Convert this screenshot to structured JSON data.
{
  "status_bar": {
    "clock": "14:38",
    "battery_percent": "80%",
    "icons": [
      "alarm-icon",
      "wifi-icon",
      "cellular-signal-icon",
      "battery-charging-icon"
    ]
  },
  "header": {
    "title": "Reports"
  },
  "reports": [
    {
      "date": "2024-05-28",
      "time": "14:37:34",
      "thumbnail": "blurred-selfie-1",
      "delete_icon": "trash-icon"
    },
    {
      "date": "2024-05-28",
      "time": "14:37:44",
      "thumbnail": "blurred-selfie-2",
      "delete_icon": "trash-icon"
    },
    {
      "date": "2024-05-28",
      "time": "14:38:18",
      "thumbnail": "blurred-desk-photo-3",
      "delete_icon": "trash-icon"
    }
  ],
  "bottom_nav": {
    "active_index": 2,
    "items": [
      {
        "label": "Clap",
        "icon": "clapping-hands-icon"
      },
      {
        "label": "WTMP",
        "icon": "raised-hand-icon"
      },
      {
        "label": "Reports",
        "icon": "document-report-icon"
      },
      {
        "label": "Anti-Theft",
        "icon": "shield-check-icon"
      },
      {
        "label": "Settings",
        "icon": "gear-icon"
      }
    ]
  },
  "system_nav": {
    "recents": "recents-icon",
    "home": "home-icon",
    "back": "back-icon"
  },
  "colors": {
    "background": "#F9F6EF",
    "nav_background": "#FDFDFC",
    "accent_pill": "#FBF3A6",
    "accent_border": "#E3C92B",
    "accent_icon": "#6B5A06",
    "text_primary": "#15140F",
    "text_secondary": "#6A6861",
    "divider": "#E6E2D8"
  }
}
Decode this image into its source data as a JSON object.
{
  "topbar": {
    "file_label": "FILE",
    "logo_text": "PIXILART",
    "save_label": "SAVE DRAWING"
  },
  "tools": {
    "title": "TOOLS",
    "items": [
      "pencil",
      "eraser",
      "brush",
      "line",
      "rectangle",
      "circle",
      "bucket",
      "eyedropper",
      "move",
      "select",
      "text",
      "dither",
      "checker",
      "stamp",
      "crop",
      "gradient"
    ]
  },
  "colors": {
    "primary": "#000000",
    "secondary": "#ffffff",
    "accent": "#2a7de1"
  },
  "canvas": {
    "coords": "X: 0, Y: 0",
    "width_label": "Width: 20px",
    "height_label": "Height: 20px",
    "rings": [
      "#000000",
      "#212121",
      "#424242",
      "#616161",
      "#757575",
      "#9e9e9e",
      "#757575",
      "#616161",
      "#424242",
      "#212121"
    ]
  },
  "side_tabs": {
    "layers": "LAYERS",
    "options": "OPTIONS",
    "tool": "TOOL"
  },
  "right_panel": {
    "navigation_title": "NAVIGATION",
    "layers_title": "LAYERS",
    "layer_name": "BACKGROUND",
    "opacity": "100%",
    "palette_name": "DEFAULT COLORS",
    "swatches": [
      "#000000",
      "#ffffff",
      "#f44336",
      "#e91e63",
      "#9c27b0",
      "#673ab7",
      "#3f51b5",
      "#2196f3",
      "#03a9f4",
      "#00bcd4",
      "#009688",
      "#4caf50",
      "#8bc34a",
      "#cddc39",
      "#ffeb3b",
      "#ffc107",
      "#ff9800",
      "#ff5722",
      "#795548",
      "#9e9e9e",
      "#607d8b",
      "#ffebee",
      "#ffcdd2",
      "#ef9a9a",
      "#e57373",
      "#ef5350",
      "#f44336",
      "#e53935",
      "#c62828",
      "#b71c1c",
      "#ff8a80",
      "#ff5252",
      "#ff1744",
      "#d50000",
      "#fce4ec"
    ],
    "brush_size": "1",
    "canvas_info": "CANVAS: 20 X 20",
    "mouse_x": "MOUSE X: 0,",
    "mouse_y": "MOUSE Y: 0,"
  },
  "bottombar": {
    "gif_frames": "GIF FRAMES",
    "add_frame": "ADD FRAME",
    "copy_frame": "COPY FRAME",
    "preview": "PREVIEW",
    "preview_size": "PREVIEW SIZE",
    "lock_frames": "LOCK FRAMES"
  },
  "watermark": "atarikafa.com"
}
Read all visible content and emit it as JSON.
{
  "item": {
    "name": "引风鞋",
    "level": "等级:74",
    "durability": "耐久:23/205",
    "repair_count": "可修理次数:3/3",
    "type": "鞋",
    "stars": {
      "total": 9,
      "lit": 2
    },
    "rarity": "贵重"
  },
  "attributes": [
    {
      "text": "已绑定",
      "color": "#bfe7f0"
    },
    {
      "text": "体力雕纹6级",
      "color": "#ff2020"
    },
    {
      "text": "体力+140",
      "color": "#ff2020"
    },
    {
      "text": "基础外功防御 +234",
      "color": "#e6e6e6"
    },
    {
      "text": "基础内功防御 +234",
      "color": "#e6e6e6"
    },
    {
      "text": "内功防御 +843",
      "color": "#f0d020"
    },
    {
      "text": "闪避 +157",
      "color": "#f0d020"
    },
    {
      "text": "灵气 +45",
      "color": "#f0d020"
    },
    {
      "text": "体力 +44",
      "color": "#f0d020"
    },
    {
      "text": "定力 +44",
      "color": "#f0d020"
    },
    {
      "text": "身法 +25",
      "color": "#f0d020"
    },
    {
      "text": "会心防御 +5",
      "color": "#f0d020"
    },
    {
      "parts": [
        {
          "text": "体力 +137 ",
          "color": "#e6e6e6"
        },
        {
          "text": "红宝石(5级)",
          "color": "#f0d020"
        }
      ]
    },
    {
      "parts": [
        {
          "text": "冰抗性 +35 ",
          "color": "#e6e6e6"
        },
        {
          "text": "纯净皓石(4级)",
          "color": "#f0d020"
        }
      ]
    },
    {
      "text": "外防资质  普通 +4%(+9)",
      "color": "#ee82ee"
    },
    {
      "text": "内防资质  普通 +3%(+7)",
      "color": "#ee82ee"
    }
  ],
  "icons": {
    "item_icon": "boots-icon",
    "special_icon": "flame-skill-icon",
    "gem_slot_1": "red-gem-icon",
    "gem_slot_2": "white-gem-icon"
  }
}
____________________
> **REQUIREMENTS**: Repeat exactly, and only, the lines of the records above, starting with the line that contains "Read all visible content and emit it as JSON." and ending with the final line, both included.

> **FULL OUTPUT**:
Read all visible content and emit it as JSON.
{
  "item": {
    "name": "引风鞋",
    "level": "等级:74",
    "durability": "耐久:23/205",
    "repair_count": "可修理次数:3/3",
    "type": "鞋",
    "stars": {
      "total": 9,
      "lit": 2
    },
    "rarity": "贵重"
  },
  "attributes": [
    {
      "text": "已绑定",
      "color": "#bfe7f0"
    },
    {
      "text": "体力雕纹6级",
      "color": "#ff2020"
    },
    {
      "text": "体力+140",
      "color": "#ff2020"
    },
    {
      "text": "基础外功防御 +234",
      "color": "#e6e6e6"
    },
    {
      "text": "基础内功防御 +234",
      "color": "#e6e6e6"
    },
    {
      "text": "内功防御 +843",
      "color": "#f0d020"
    },
    {
      "text": "闪避 +157",
      "color": "#f0d020"
    },
    {
      "text": "灵气 +45",
      "color": "#f0d020"
    },
    {
      "text": "体力 +44",
      "color": "#f0d020"
    },
    {
      "text": "定力 +44",
      "color": "#f0d020"
    },
    {
      "text": "身法 +25",
      "color": "#f0d020"
    },
    {
      "text": "会心防御 +5",
      "color": "#f0d020"
    },
    {
      "parts": [
        {
          "text": "体力 +137 ",
          "color": "#e6e6e6"
        },
        {
          "text": "红宝石(5级)",
          "color": "#f0d020"
        }
      ]
    },
    {
      "parts": [
        {
          "text": "冰抗性 +35 ",
          "color": "#e6e6e6"
        },
        {
          "text": "纯净皓石(4级)",
          "color": "#f0d020"
        }
      ]
    },
    {
      "text": "外防资质  普通 +4%(+9)",
      "color": "#ee82ee"
    },
    {
      "text": "内防资质  普通 +3%(+7)",
      "color": "#ee82ee"
    }
  ],
  "icons": {
    "item_icon": "boots-icon",
    "special_icon": "flame-skill-icon",
    "gem_slot_1": "red-gem-icon",
    "gem_slot_2": "white-gem-icon"
  }
}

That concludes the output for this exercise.